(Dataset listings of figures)
▬▬▬▬▬▬

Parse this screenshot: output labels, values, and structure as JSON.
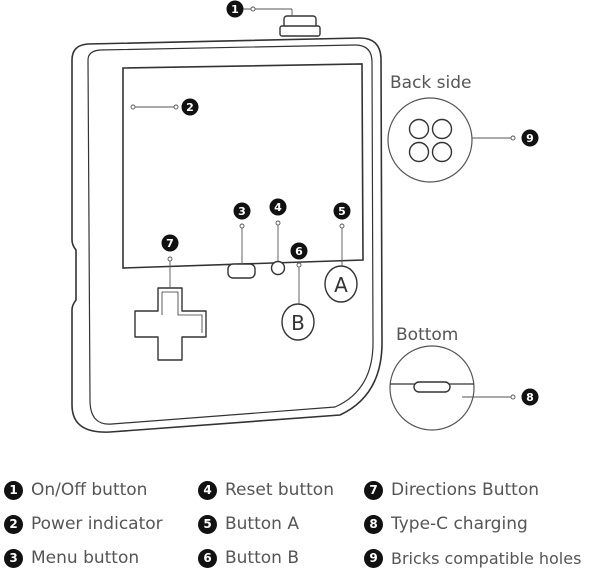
{
  "section_labels": {
    "back_side": "Back side",
    "bottom": "Bottom"
  },
  "device": {
    "button_a_letter": "A",
    "button_b_letter": "B"
  },
  "markers": [
    "1",
    "2",
    "3",
    "4",
    "5",
    "6",
    "7",
    "8",
    "9"
  ],
  "legend": [
    {
      "num": "1",
      "label": "On/Off button"
    },
    {
      "num": "2",
      "label": "Power indicator"
    },
    {
      "num": "3",
      "label": "Menu button"
    },
    {
      "num": "4",
      "label": "Reset button"
    },
    {
      "num": "5",
      "label": "Button A"
    },
    {
      "num": "6",
      "label": "Button B"
    },
    {
      "num": "7",
      "label": "Directions Button"
    },
    {
      "num": "8",
      "label": "Type-C charging"
    },
    {
      "num": "9",
      "label": "Bricks compatible holes"
    }
  ],
  "colors": {
    "outline": "#333333",
    "marker": "#111111",
    "label": "#555555"
  }
}
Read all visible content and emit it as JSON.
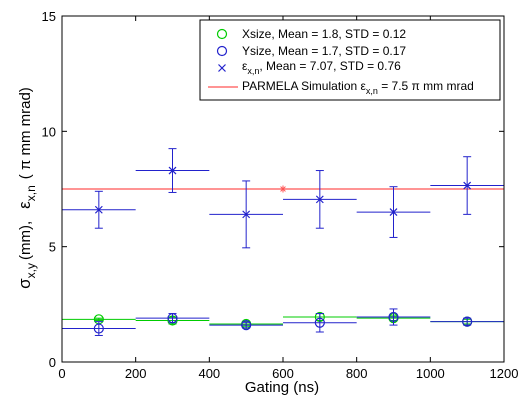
{
  "chart_data": {
    "type": "scatter",
    "title": "",
    "xlabel": "Gating (ns)",
    "ylabel_parts": {
      "sigma": "σ",
      "sigma_sub": "x,y",
      "sigma_unit": "(mm),",
      "eps": "ε",
      "eps_sub": "x,n",
      "eps_unit": "( π mm mrad)"
    },
    "xlim": [
      0,
      1200
    ],
    "ylim": [
      0,
      15
    ],
    "xticks": [
      0,
      200,
      400,
      600,
      800,
      1000,
      1200
    ],
    "yticks": [
      0,
      5,
      10,
      15
    ],
    "x_bin_width": 200,
    "grid": false,
    "legend_position": "top-right",
    "series": [
      {
        "name": "Xsize, Mean = 1.8, STD = 0.12",
        "marker": "circle",
        "color": "#00cc00",
        "x": [
          100,
          300,
          500,
          700,
          900,
          1100
        ],
        "y": [
          1.85,
          1.8,
          1.65,
          1.95,
          1.9,
          1.75
        ],
        "yerr": [
          0.05,
          0.15,
          0.1,
          0.15,
          0.1,
          0.1
        ]
      },
      {
        "name": "Ysize, Mean = 1.7, STD = 0.17",
        "marker": "circle",
        "color": "#2222cc",
        "x": [
          100,
          300,
          500,
          700,
          900,
          1100
        ],
        "y": [
          1.45,
          1.9,
          1.6,
          1.7,
          1.95,
          1.75
        ],
        "yerr": [
          0.3,
          0.2,
          0.12,
          0.4,
          0.35,
          0.15
        ]
      },
      {
        "name_parts": {
          "main": "ε",
          "sub": "x,n",
          "rest": ", Mean = 7.07, STD = 0.76"
        },
        "marker": "x",
        "color": "#2222cc",
        "x": [
          100,
          300,
          500,
          700,
          900,
          1100
        ],
        "y": [
          6.6,
          8.3,
          6.4,
          7.05,
          6.5,
          7.65
        ],
        "yerr": [
          0.8,
          0.95,
          1.45,
          1.25,
          1.1,
          1.25
        ]
      },
      {
        "name_parts": {
          "main": "PARMELA Simulation ε",
          "sub": "x,n",
          "rest": " = 7.5 π mm mrad"
        },
        "marker": "line",
        "color": "#ff5555",
        "y_const": 7.5,
        "star_point": [
          600,
          7.5
        ]
      }
    ]
  }
}
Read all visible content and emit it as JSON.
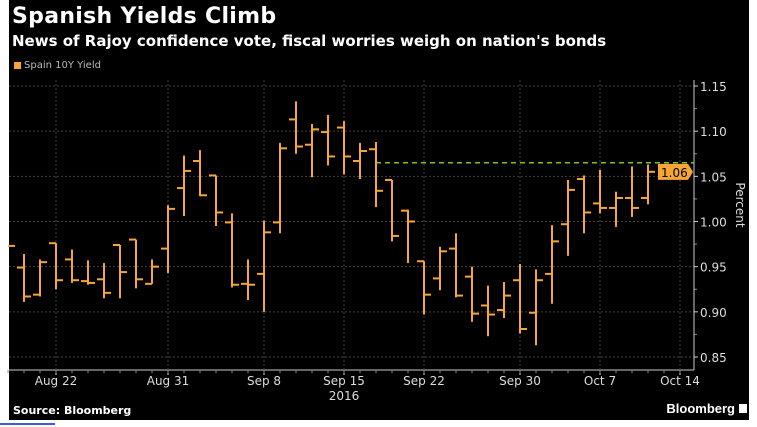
{
  "header": {
    "title": "Spanish Yields Climb",
    "subtitle": "News of Rajoy confidence vote, fiscal worries weigh on nation's bonds"
  },
  "footer": {
    "source": "Source: Bloomberg",
    "brand": "Bloomberg"
  },
  "colors": {
    "series": "#f7a534",
    "reference_line": "#7dc41e",
    "background": "#000000",
    "last_value_badge": "#f7a534"
  },
  "chart_data": {
    "type": "ohlc",
    "title": "Spanish Yields Climb",
    "subtitle": "News of Rajoy confidence vote, fiscal worries weigh on nation's bonds",
    "legend": {
      "position": "top-left",
      "entries": [
        "Spain 10Y Yield"
      ]
    },
    "series_name": "Spain 10Y Yield",
    "ylabel": "Percent",
    "y_axis_side": "right",
    "ylim": [
      0.85,
      1.15
    ],
    "y_ticks": [
      "0.85",
      "0.90",
      "0.95",
      "1.00",
      "1.05",
      "1.10",
      "1.15"
    ],
    "x_ticks": [
      {
        "label": "Aug 22",
        "date": "2016-08-22"
      },
      {
        "label": "Aug 31",
        "date": "2016-08-31"
      },
      {
        "label": "Sep 8",
        "date": "2016-09-08"
      },
      {
        "label": "Sep 15",
        "date": "2016-09-15"
      },
      {
        "label": "Sep 22",
        "date": "2016-09-22"
      },
      {
        "label": "Sep 30",
        "date": "2016-09-30"
      },
      {
        "label": "Oct 7",
        "date": "2016-10-07"
      },
      {
        "label": "Oct 14",
        "date": "2016-10-14"
      }
    ],
    "year_label": "2016",
    "grid": true,
    "reference_line": 1.065,
    "last_value_label": "1.06",
    "bars": [
      {
        "date": "2016-08-17",
        "close": 0.973
      },
      {
        "date": "2016-08-18",
        "open": 0.949,
        "high": 0.964,
        "low": 0.911,
        "close": 0.917
      },
      {
        "date": "2016-08-19",
        "open": 0.919,
        "high": 0.958,
        "low": 0.917,
        "close": 0.955
      },
      {
        "date": "2016-08-22",
        "open": 0.976,
        "high": 0.976,
        "low": 0.925,
        "close": 0.935
      },
      {
        "date": "2016-08-23",
        "open": 0.958,
        "high": 0.969,
        "low": 0.932,
        "close": 0.935
      },
      {
        "date": "2016-08-24",
        "open": 0.934,
        "high": 0.957,
        "low": 0.93,
        "close": 0.932
      },
      {
        "date": "2016-08-25",
        "open": 0.936,
        "high": 0.954,
        "low": 0.915,
        "close": 0.921
      },
      {
        "date": "2016-08-26",
        "open": 0.974,
        "high": 0.974,
        "low": 0.915,
        "close": 0.944
      },
      {
        "date": "2016-08-29",
        "open": 0.98,
        "high": 0.98,
        "low": 0.926,
        "close": 0.936
      },
      {
        "date": "2016-08-30",
        "open": 0.931,
        "high": 0.958,
        "low": 0.931,
        "close": 0.95
      },
      {
        "date": "2016-08-31",
        "open": 0.97,
        "high": 1.018,
        "low": 0.943,
        "close": 1.014
      },
      {
        "date": "2016-09-01",
        "open": 1.037,
        "high": 1.073,
        "low": 1.006,
        "close": 1.056
      },
      {
        "date": "2016-09-02",
        "open": 1.067,
        "high": 1.079,
        "low": 1.028,
        "close": 1.029
      },
      {
        "date": "2016-09-05",
        "open": 1.051,
        "high": 1.051,
        "low": 0.995,
        "close": 1.01
      },
      {
        "date": "2016-09-06",
        "open": 0.999,
        "high": 1.009,
        "low": 0.927,
        "close": 0.93
      },
      {
        "date": "2016-09-07",
        "open": 0.931,
        "high": 0.958,
        "low": 0.913,
        "close": 0.93
      },
      {
        "date": "2016-09-08",
        "open": 0.942,
        "high": 1.001,
        "low": 0.9,
        "close": 0.988
      },
      {
        "date": "2016-09-09",
        "open": 0.999,
        "high": 1.087,
        "low": 0.987,
        "close": 1.081
      },
      {
        "date": "2016-09-12",
        "open": 1.113,
        "high": 1.133,
        "low": 1.075,
        "close": 1.083
      },
      {
        "date": "2016-09-13",
        "open": 1.085,
        "high": 1.108,
        "low": 1.049,
        "close": 1.102
      },
      {
        "date": "2016-09-14",
        "open": 1.099,
        "high": 1.118,
        "low": 1.062,
        "close": 1.072
      },
      {
        "date": "2016-09-15",
        "open": 1.104,
        "high": 1.111,
        "low": 1.052,
        "close": 1.072
      },
      {
        "date": "2016-09-16",
        "open": 1.067,
        "high": 1.087,
        "low": 1.047,
        "close": 1.078
      },
      {
        "date": "2016-09-19",
        "open": 1.08,
        "high": 1.088,
        "low": 1.016,
        "close": 1.034
      },
      {
        "date": "2016-09-20",
        "open": 1.046,
        "high": 1.046,
        "low": 0.978,
        "close": 0.984
      },
      {
        "date": "2016-09-21",
        "open": 1.012,
        "high": 1.013,
        "low": 0.954,
        "close": 1.0
      },
      {
        "date": "2016-09-22",
        "open": 0.956,
        "high": 0.956,
        "low": 0.897,
        "close": 0.919
      },
      {
        "date": "2016-09-23",
        "open": 0.937,
        "high": 0.972,
        "low": 0.924,
        "close": 0.967
      },
      {
        "date": "2016-09-26",
        "open": 0.97,
        "high": 0.987,
        "low": 0.916,
        "close": 0.918
      },
      {
        "date": "2016-09-27",
        "open": 0.939,
        "high": 0.95,
        "low": 0.889,
        "close": 0.898
      },
      {
        "date": "2016-09-28",
        "open": 0.907,
        "high": 0.929,
        "low": 0.873,
        "close": 0.897
      },
      {
        "date": "2016-09-29",
        "open": 0.902,
        "high": 0.933,
        "low": 0.893,
        "close": 0.918
      },
      {
        "date": "2016-09-30",
        "open": 0.935,
        "high": 0.953,
        "low": 0.876,
        "close": 0.881
      },
      {
        "date": "2016-10-03",
        "open": 0.899,
        "high": 0.947,
        "low": 0.863,
        "close": 0.935
      },
      {
        "date": "2016-10-04",
        "open": 0.942,
        "high": 0.996,
        "low": 0.909,
        "close": 0.978
      },
      {
        "date": "2016-10-05",
        "open": 0.997,
        "high": 1.046,
        "low": 0.962,
        "close": 1.035
      },
      {
        "date": "2016-10-06",
        "open": 1.047,
        "high": 1.051,
        "low": 0.987,
        "close": 1.01
      },
      {
        "date": "2016-10-07",
        "open": 1.02,
        "high": 1.057,
        "low": 1.009,
        "close": 1.015
      },
      {
        "date": "2016-10-10",
        "open": 1.015,
        "high": 1.033,
        "low": 0.994,
        "close": 1.026
      },
      {
        "date": "2016-10-11",
        "open": 1.026,
        "high": 1.061,
        "low": 1.005,
        "close": 1.015
      },
      {
        "date": "2016-10-12",
        "open": 1.026,
        "high": 1.063,
        "low": 1.019,
        "close": 1.055
      }
    ]
  }
}
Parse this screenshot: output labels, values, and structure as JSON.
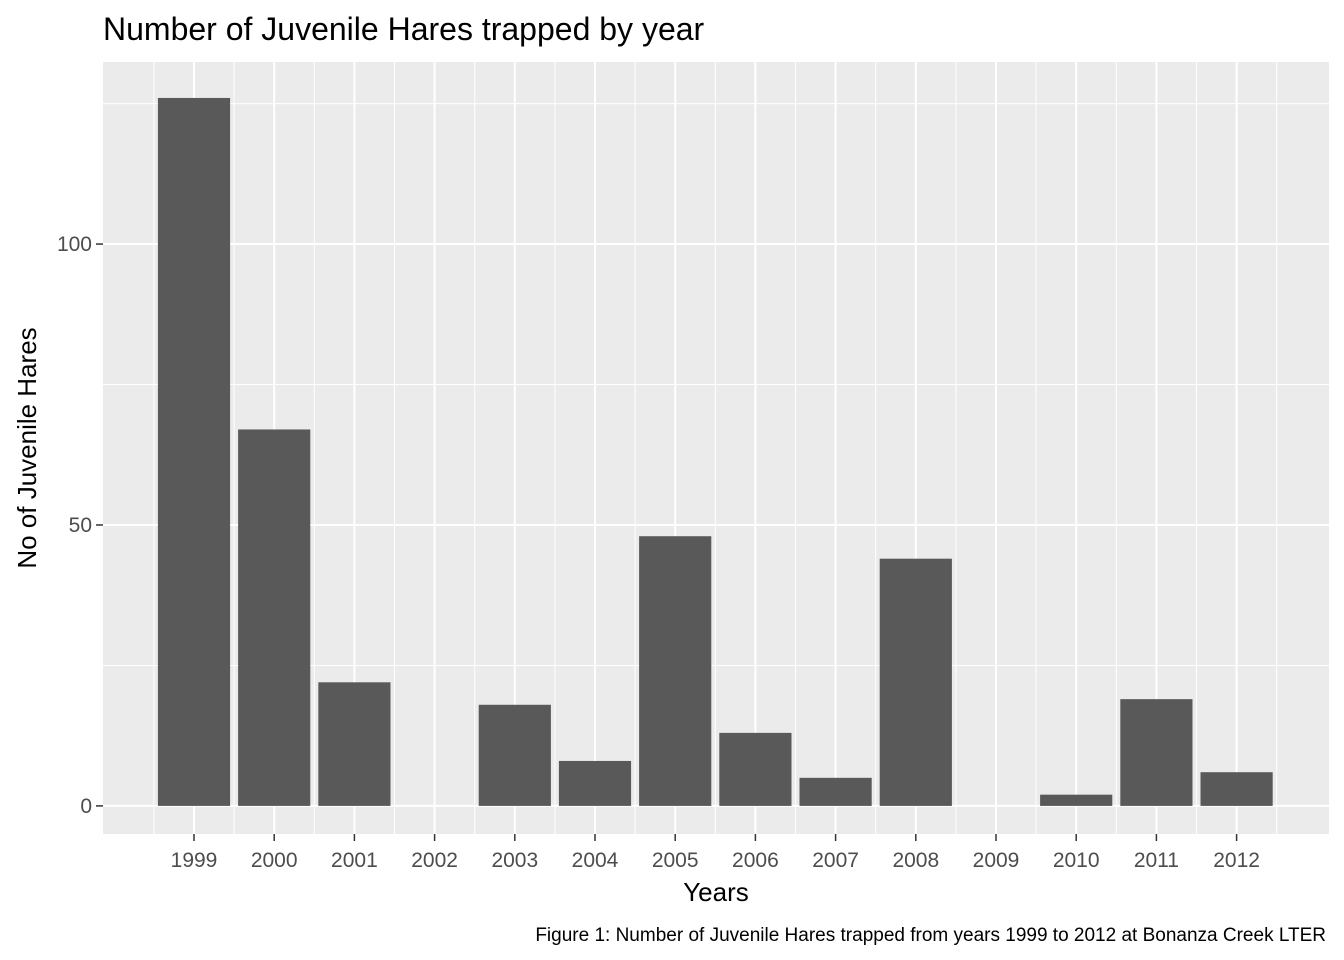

▬▬▬▬▬▬

**Goal of the exercise**
Read through the entries and copy every line that includes "subtitle".

**The reply**
    "subtitle": "News of Rajoy confidence vote, fiscal worries weigh on nation's bonds"
    "subtitle": "News of Rajoy confidence vote, fiscal worries weigh on nation's bonds",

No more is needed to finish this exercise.